= Prompt =
Retype all of the data exactly as given.
-- BEGIN Entries shown --
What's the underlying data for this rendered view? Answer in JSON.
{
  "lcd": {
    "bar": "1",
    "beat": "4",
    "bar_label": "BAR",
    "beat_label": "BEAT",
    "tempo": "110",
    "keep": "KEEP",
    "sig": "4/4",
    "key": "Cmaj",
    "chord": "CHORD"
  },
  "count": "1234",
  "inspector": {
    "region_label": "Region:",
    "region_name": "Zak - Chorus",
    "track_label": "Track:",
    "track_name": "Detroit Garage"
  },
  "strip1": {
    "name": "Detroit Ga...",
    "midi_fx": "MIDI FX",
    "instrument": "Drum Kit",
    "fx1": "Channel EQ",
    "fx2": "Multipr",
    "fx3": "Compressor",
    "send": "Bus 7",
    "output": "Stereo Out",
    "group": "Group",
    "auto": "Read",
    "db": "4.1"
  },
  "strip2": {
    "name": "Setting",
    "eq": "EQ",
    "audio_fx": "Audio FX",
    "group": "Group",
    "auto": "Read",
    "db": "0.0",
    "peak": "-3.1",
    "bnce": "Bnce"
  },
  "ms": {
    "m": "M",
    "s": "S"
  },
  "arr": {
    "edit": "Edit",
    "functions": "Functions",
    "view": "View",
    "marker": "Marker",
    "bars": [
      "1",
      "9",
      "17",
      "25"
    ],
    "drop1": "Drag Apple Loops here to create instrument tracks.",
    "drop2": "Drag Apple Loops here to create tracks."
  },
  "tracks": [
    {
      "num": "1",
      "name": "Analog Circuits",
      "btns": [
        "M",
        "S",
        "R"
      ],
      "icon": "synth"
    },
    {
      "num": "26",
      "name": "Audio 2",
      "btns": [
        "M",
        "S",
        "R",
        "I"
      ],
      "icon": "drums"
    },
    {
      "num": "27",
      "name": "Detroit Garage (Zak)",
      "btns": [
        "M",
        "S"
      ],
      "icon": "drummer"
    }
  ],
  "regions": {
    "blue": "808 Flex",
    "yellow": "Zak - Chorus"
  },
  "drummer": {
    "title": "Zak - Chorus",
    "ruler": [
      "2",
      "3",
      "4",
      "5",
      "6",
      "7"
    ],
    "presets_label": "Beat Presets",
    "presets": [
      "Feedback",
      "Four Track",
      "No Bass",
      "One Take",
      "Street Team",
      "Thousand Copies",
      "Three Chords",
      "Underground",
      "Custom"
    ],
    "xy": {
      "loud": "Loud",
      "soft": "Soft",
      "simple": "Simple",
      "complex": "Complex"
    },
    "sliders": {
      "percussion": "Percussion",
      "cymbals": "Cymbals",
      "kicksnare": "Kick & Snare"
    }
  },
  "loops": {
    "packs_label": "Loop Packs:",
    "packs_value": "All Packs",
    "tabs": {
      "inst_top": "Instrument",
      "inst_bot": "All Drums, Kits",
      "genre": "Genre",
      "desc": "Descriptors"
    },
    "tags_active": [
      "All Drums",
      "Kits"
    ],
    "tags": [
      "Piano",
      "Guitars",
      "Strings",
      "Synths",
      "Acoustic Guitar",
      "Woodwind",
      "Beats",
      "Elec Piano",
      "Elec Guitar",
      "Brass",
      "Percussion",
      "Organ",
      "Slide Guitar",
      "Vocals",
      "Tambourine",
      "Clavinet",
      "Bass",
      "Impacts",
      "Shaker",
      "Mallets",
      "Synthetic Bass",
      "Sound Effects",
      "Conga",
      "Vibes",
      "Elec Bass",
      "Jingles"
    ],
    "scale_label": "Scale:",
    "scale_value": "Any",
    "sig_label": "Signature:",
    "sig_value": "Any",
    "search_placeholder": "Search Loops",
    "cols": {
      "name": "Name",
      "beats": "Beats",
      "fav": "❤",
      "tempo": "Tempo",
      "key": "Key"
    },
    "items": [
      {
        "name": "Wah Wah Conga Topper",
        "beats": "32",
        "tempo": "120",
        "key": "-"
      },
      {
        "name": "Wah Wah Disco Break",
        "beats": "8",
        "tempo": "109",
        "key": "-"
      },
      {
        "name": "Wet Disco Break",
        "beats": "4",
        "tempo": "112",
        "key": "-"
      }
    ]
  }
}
-- END Entries shown --
= Task response =
What's the underlying data for this rendered view? Answer in JSON.
{
  "lcd": {
    "bar": "1",
    "beat": "4",
    "bar_label": "BAR",
    "beat_label": "BEAT",
    "tempo": "110",
    "keep": "KEEP",
    "sig": "4/4",
    "key": "Cmaj",
    "chord": "CHORD"
  },
  "count": "1234",
  "inspector": {
    "region_label": "Region:",
    "region_name": "Zak - Chorus",
    "track_label": "Track:",
    "track_name": "Detroit Garage"
  },
  "strip1": {
    "name": "Detroit Ga...",
    "midi_fx": "MIDI FX",
    "instrument": "Drum Kit",
    "fx1": "Channel EQ",
    "fx2": "Multipr",
    "fx3": "Compressor",
    "send": "Bus 7",
    "output": "Stereo Out",
    "group": "Group",
    "auto": "Read",
    "db": "4.1"
  },
  "strip2": {
    "name": "Setting",
    "eq": "EQ",
    "audio_fx": "Audio FX",
    "group": "Group",
    "auto": "Read",
    "db": "0.0",
    "peak": "-3.1",
    "bnce": "Bnce"
  },
  "ms": {
    "m": "M",
    "s": "S"
  },
  "arr": {
    "edit": "Edit",
    "functions": "Functions",
    "view": "View",
    "marker": "Marker",
    "bars": [
      "1",
      "9",
      "17",
      "25"
    ],
    "drop1": "Drag Apple Loops here to create instrument tracks.",
    "drop2": "Drag Apple Loops here to create tracks."
  },
  "tracks": [
    {
      "num": "1",
      "name": "Analog Circuits",
      "btns": [
        "M",
        "S",
        "R"
      ],
      "icon": "synth"
    },
    {
      "num": "26",
      "name": "Audio 2",
      "btns": [
        "M",
        "S",
        "R",
        "I"
      ],
      "icon": "drums"
    },
    {
      "num": "27",
      "name": "Detroit Garage (Zak)",
      "btns": [
        "M",
        "S"
      ],
      "icon": "drummer"
    }
  ],
  "regions": {
    "blue": "808 Flex",
    "yellow": "Zak - Chorus"
  },
  "drummer": {
    "title": "Zak - Chorus",
    "ruler": [
      "2",
      "3",
      "4",
      "5",
      "6",
      "7"
    ],
    "presets_label": "Beat Presets",
    "presets": [
      "Feedback",
      "Four Track",
      "No Bass",
      "One Take",
      "Street Team",
      "Thousand Copies",
      "Three Chords",
      "Underground",
      "Custom"
    ],
    "xy": {
      "loud": "Loud",
      "soft": "Soft",
      "simple": "Simple",
      "complex": "Complex"
    },
    "sliders": {
      "percussion": "Percussion",
      "cymbals": "Cymbals",
      "kicksnare": "Kick & Snare"
    }
  },
  "loops": {
    "packs_label": "Loop Packs:",
    "packs_value": "All Packs",
    "tabs": {
      "inst_top": "Instrument",
      "inst_bot": "All Drums, Kits",
      "genre": "Genre",
      "desc": "Descriptors"
    },
    "tags_active": [
      "All Drums",
      "Kits"
    ],
    "tags": [
      "Piano",
      "Guitars",
      "Strings",
      "Synths",
      "Acoustic Guitar",
      "Woodwind",
      "Beats",
      "Elec Piano",
      "Elec Guitar",
      "Brass",
      "Percussion",
      "Organ",
      "Slide Guitar",
      "Vocals",
      "Tambourine",
      "Clavinet",
      "Bass",
      "Impacts",
      "Shaker",
      "Mallets",
      "Synthetic Bass",
      "Sound Effects",
      "Conga",
      "Vibes",
      "Elec Bass",
      "Jingles"
    ],
    "scale_label": "Scale:",
    "scale_value": "Any",
    "sig_label": "Signature:",
    "sig_value": "Any",
    "search_placeholder": "Search Loops",
    "cols": {
      "name": "Name",
      "beats": "Beats",
      "fav": "❤",
      "tempo": "Tempo",
      "key": "Key"
    },
    "items": [
      {
        "name": "Wah Wah Conga Topper",
        "beats": "32",
        "tempo": "120",
        "key": "-"
      },
      {
        "name": "Wah Wah Disco Break",
        "beats": "8",
        "tempo": "109",
        "key": "-"
      },
      {
        "name": "Wet Disco Break",
        "beats": "4",
        "tempo": "112",
        "key": "-"
      }
    ]
  }
}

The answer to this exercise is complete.